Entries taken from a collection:
..........
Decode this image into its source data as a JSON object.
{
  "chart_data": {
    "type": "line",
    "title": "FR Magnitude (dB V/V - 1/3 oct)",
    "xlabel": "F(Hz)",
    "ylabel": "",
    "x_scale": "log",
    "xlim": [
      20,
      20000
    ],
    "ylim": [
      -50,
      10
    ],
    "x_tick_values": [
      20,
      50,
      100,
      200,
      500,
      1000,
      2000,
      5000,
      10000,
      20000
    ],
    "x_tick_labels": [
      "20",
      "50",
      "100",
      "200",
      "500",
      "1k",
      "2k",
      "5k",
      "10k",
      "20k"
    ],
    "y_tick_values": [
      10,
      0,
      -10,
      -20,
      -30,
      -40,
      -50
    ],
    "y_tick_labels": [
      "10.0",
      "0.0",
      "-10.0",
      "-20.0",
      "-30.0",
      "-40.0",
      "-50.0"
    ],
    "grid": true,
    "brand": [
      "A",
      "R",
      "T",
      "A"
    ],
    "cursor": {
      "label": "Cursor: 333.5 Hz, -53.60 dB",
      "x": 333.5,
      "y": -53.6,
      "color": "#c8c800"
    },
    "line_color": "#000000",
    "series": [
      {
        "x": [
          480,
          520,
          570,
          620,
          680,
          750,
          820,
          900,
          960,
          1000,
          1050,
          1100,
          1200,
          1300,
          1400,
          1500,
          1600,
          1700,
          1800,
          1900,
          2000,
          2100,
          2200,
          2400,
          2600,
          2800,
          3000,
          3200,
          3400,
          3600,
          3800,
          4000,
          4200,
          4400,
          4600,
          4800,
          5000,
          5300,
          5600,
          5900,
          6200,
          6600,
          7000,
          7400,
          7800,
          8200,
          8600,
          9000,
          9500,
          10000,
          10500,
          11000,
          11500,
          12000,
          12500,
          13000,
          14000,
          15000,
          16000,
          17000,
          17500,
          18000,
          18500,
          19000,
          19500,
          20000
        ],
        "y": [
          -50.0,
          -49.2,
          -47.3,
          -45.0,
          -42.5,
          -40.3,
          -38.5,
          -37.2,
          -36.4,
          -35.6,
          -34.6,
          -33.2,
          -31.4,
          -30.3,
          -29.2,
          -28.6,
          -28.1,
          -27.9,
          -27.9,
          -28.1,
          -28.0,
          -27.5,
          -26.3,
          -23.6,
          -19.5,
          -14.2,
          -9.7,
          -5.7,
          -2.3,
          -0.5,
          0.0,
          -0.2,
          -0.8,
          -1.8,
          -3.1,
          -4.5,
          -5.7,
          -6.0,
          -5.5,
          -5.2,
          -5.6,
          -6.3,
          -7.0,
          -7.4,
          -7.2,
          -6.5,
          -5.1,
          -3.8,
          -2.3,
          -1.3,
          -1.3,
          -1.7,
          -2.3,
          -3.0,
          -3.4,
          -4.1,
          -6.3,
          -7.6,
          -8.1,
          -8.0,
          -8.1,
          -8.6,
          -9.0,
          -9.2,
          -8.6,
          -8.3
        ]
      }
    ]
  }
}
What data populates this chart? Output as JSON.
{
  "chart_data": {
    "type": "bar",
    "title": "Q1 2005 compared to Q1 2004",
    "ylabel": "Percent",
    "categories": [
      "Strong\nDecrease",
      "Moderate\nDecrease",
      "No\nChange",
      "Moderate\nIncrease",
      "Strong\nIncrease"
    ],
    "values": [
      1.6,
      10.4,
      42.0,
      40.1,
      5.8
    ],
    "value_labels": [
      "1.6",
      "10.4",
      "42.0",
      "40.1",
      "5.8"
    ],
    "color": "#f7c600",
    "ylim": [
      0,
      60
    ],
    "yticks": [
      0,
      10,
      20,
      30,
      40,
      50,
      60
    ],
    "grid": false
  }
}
..........
CHALLENGE
Each line of the material should be duplicated exactly, please.

FINISHED TASK
Decode this image into its source data as a JSON object.
{
  "chart_data": {
    "type": "line",
    "title": "FR Magnitude (dB V/V - 1/3 oct)",
    "xlabel": "F(Hz)",
    "ylabel": "",
    "x_scale": "log",
    "xlim": [
      20,
      20000
    ],
    "ylim": [
      -50,
      10
    ],
    "x_tick_values": [
      20,
      50,
      100,
      200,
      500,
      1000,
      2000,
      5000,
      10000,
      20000
    ],
    "x_tick_labels": [
      "20",
      "50",
      "100",
      "200",
      "500",
      "1k",
      "2k",
      "5k",
      "10k",
      "20k"
    ],
    "y_tick_values": [
      10,
      0,
      -10,
      -20,
      -30,
      -40,
      -50
    ],
    "y_tick_labels": [
      "10.0",
      "0.0",
      "-10.0",
      "-20.0",
      "-30.0",
      "-40.0",
      "-50.0"
    ],
    "grid": true,
    "brand": [
      "A",
      "R",
      "T",
      "A"
    ],
    "cursor": {
      "label": "Cursor: 333.5 Hz, -53.60 dB",
      "x": 333.5,
      "y": -53.6,
      "color": "#c8c800"
    },
    "line_color": "#000000",
    "series": [
      {
        "x": [
          480,
          520,
          570,
          620,
          680,
          750,
          820,
          900,
          960,
          1000,
          1050,
          1100,
          1200,
          1300,
          1400,
          1500,
          1600,
          1700,
          1800,
          1900,
          2000,
          2100,
          2200,
          2400,
          2600,
          2800,
          3000,
          3200,
          3400,
          3600,
          3800,
          4000,
          4200,
          4400,
          4600,
          4800,
          5000,
          5300,
          5600,
          5900,
          6200,
          6600,
          7000,
          7400,
          7800,
          8200,
          8600,
          9000,
          9500,
          10000,
          10500,
          11000,
          11500,
          12000,
          12500,
          13000,
          14000,
          15000,
          16000,
          17000,
          17500,
          18000,
          18500,
          19000,
          19500,
          20000
        ],
        "y": [
          -50.0,
          -49.2,
          -47.3,
          -45.0,
          -42.5,
          -40.3,
          -38.5,
          -37.2,
          -36.4,
          -35.6,
          -34.6,
          -33.2,
          -31.4,
          -30.3,
          -29.2,
          -28.6,
          -28.1,
          -27.9,
          -27.9,
          -28.1,
          -28.0,
          -27.5,
          -26.3,
          -23.6,
          -19.5,
          -14.2,
          -9.7,
          -5.7,
          -2.3,
          -0.5,
          0.0,
          -0.2,
          -0.8,
          -1.8,
          -3.1,
          -4.5,
          -5.7,
          -6.0,
          -5.5,
          -5.2,
          -5.6,
          -6.3,
          -7.0,
          -7.4,
          -7.2,
          -6.5,
          -5.1,
          -3.8,
          -2.3,
          -1.3,
          -1.3,
          -1.7,
          -2.3,
          -3.0,
          -3.4,
          -4.1,
          -6.3,
          -7.6,
          -8.1,
          -8.0,
          -8.1,
          -8.6,
          -9.0,
          -9.2,
          -8.6,
          -8.3
        ]
      }
    ]
  }
}
What data populates this chart? Output as JSON.
{
  "chart_data": {
    "type": "bar",
    "title": "Q1 2005 compared to Q1 2004",
    "ylabel": "Percent",
    "categories": [
      "Strong\nDecrease",
      "Moderate\nDecrease",
      "No\nChange",
      "Moderate\nIncrease",
      "Strong\nIncrease"
    ],
    "values": [
      1.6,
      10.4,
      42.0,
      40.1,
      5.8
    ],
    "value_labels": [
      "1.6",
      "10.4",
      "42.0",
      "40.1",
      "5.8"
    ],
    "color": "#f7c600",
    "ylim": [
      0,
      60
    ],
    "yticks": [
      0,
      10,
      20,
      30,
      40,
      50,
      60
    ],
    "grid": false
  }
}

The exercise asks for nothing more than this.